(Extracted records)
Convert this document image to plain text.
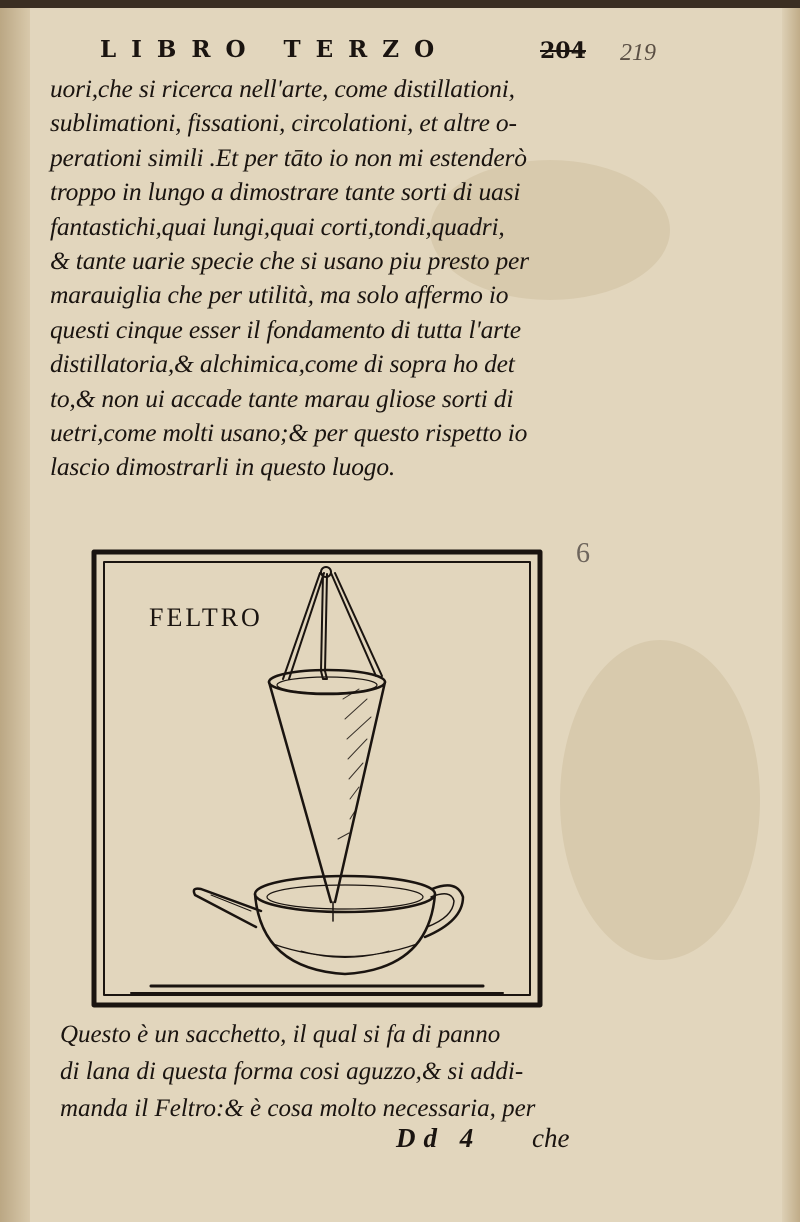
LIBRO TERZO	204 219
uori,che si ricerca nell'arte, come distillationi,
sublimationi, fissationi, circolationi, et altre o-
perationi simili .Et per tāto io non mi estenderò
troppo in lungo a dimostrare tante sorti di uasi
fantastichi,quai lungi,quai corti,tondi,quadri,
& tante uarie specie che si usano piu presto per
marauiglia che per utilità, ma solo affermo io
questi cinque esser il fondamento di tutta l'arte
distillatoria,& alchimica,come di sopra ho det
to,& non ui accade tante marau gliose sorti di
uetri,come molti usano;& per questo rispetto io
lascio dimostrarli in questo luogo.
6
FELTRO
Questo è un sacchetto, il qual si fa di panno
di lana di questa forma cosi aguzzo,& si addi-
manda il Feltro:& è cosa molto necessaria, per
Dd 4 che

#### STATED GOAL
A number is the only answer here: how many lines of the material above contain "arte"?

#### THE RESULT
2